EXERCISE OBJECTIVE
The records that follow must be reproduced in full, exactly as written.

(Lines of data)
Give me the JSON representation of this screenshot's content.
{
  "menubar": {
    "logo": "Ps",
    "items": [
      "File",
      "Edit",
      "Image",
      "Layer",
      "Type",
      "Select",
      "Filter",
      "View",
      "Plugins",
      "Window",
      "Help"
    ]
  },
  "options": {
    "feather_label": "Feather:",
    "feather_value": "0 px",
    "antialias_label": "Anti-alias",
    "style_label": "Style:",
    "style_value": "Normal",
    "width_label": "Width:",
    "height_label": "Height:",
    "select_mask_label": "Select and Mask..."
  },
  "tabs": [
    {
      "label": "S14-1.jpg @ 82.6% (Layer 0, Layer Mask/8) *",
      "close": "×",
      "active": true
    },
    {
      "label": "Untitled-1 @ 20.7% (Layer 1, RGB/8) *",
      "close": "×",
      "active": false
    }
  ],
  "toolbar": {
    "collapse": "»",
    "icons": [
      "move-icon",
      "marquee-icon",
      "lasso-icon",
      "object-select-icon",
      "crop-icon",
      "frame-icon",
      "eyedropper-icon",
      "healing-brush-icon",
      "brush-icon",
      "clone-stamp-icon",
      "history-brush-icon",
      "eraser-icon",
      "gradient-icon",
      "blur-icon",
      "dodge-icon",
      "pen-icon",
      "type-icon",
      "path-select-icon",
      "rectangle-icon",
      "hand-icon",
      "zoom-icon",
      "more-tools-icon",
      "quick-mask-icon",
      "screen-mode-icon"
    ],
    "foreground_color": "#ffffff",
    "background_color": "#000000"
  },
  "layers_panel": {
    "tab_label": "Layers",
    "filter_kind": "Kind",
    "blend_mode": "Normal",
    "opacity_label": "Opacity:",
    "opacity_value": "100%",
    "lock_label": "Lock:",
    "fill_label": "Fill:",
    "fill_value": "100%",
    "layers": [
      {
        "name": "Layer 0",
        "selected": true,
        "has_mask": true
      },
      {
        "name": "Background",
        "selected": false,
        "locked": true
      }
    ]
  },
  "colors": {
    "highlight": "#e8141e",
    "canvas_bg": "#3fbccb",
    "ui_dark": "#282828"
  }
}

SOLUTION BELOW
Give me the JSON representation of this screenshot's content.
{
  "menubar": {
    "logo": "Ps",
    "items": [
      "File",
      "Edit",
      "Image",
      "Layer",
      "Type",
      "Select",
      "Filter",
      "View",
      "Plugins",
      "Window",
      "Help"
    ]
  },
  "options": {
    "feather_label": "Feather:",
    "feather_value": "0 px",
    "antialias_label": "Anti-alias",
    "style_label": "Style:",
    "style_value": "Normal",
    "width_label": "Width:",
    "height_label": "Height:",
    "select_mask_label": "Select and Mask..."
  },
  "tabs": [
    {
      "label": "S14-1.jpg @ 82.6% (Layer 0, Layer Mask/8) *",
      "close": "×",
      "active": true
    },
    {
      "label": "Untitled-1 @ 20.7% (Layer 1, RGB/8) *",
      "close": "×",
      "active": false
    }
  ],
  "toolbar": {
    "collapse": "»",
    "icons": [
      "move-icon",
      "marquee-icon",
      "lasso-icon",
      "object-select-icon",
      "crop-icon",
      "frame-icon",
      "eyedropper-icon",
      "healing-brush-icon",
      "brush-icon",
      "clone-stamp-icon",
      "history-brush-icon",
      "eraser-icon",
      "gradient-icon",
      "blur-icon",
      "dodge-icon",
      "pen-icon",
      "type-icon",
      "path-select-icon",
      "rectangle-icon",
      "hand-icon",
      "zoom-icon",
      "more-tools-icon",
      "quick-mask-icon",
      "screen-mode-icon"
    ],
    "foreground_color": "#ffffff",
    "background_color": "#000000"
  },
  "layers_panel": {
    "tab_label": "Layers",
    "filter_kind": "Kind",
    "blend_mode": "Normal",
    "opacity_label": "Opacity:",
    "opacity_value": "100%",
    "lock_label": "Lock:",
    "fill_label": "Fill:",
    "fill_value": "100%",
    "layers": [
      {
        "name": "Layer 0",
        "selected": true,
        "has_mask": true
      },
      {
        "name": "Background",
        "selected": false,
        "locked": true
      }
    ]
  },
  "colors": {
    "highlight": "#e8141e",
    "canvas_bg": "#3fbccb",
    "ui_dark": "#282828"
  }
}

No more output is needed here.